### Goal
Locate the string "Output" throughout the material and copy every line in which it occurs.

### Supplied entries
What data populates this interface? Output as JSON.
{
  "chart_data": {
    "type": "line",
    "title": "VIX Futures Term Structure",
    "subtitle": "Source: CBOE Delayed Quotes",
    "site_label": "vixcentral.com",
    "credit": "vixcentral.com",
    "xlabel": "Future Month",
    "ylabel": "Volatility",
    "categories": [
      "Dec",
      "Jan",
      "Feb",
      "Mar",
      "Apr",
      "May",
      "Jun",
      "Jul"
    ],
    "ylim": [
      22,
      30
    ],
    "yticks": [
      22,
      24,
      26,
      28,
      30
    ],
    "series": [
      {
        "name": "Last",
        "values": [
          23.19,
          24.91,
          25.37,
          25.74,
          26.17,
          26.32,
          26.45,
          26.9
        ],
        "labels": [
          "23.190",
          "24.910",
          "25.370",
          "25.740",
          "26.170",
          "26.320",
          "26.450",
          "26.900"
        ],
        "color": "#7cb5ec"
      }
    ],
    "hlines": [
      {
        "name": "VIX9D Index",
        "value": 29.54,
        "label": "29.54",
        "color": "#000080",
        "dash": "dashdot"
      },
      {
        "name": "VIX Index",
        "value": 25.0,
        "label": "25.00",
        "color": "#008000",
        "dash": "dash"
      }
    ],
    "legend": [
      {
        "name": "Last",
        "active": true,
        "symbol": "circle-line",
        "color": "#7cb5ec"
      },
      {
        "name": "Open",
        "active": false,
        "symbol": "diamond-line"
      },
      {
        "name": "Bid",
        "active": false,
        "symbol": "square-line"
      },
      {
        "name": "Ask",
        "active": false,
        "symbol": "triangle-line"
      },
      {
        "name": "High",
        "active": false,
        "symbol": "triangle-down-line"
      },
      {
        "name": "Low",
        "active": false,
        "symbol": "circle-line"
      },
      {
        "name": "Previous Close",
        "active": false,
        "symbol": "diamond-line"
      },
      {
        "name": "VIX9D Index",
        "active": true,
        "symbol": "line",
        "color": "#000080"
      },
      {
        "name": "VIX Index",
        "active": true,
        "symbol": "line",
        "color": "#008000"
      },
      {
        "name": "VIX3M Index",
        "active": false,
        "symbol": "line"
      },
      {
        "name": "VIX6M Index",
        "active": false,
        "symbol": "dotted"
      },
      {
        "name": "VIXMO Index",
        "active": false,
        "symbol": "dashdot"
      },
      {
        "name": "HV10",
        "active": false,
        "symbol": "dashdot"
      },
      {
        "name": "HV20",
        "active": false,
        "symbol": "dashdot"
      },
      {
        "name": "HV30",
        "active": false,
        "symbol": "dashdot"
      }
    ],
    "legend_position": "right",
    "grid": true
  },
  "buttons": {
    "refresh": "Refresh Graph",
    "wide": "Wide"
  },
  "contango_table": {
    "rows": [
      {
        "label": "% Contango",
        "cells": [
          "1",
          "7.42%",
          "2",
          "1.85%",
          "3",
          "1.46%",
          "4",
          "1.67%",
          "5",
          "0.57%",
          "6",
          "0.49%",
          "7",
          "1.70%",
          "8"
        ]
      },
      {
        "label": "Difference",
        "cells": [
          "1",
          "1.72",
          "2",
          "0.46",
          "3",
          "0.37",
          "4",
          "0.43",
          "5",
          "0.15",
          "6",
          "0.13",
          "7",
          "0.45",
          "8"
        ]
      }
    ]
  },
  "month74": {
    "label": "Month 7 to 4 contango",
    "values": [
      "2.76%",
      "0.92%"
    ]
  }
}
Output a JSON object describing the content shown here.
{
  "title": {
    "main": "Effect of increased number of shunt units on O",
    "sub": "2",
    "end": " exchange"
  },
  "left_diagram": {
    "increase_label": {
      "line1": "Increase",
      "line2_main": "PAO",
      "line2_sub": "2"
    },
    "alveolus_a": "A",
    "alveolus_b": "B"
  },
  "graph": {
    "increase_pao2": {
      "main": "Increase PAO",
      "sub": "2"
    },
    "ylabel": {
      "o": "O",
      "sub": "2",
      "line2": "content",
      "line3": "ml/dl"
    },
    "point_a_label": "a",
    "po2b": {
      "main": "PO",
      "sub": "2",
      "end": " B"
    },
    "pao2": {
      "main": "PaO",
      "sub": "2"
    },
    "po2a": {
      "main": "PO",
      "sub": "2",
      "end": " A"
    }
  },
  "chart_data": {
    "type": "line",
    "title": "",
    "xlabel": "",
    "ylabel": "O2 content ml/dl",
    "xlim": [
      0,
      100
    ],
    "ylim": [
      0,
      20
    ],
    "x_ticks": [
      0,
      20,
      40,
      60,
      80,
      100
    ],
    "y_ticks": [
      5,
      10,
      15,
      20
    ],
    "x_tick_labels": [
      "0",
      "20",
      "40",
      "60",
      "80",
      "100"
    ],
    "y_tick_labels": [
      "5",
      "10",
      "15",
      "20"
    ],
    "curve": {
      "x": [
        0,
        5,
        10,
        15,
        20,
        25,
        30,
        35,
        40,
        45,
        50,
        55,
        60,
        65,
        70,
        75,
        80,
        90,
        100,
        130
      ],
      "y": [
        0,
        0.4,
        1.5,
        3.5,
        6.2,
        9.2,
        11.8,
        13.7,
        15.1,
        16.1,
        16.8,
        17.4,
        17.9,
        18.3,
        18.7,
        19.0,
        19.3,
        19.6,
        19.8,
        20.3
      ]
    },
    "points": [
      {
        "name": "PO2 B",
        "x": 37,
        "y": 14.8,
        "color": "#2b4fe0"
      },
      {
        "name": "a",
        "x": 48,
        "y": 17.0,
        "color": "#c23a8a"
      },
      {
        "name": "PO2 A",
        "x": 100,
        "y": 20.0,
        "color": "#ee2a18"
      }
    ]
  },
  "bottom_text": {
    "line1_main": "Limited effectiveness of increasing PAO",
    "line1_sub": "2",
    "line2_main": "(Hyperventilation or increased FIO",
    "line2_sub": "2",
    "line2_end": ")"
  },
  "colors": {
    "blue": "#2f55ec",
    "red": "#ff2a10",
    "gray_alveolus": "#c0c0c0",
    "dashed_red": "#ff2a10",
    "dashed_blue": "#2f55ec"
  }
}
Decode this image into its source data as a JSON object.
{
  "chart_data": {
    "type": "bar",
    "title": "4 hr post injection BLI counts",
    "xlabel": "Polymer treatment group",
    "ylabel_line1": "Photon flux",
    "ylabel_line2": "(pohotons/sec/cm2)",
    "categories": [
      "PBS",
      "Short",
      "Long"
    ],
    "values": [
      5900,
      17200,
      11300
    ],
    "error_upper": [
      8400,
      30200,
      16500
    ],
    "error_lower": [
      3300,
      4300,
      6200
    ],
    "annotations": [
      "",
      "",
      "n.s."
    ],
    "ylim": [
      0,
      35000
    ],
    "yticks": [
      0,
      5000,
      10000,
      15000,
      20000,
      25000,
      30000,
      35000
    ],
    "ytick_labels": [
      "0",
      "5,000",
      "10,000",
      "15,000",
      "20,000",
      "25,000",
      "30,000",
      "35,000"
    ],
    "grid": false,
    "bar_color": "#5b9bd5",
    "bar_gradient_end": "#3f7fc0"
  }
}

### Complete answer
What data populates this interface? Output as JSON.
Output a JSON object describing the content shown here.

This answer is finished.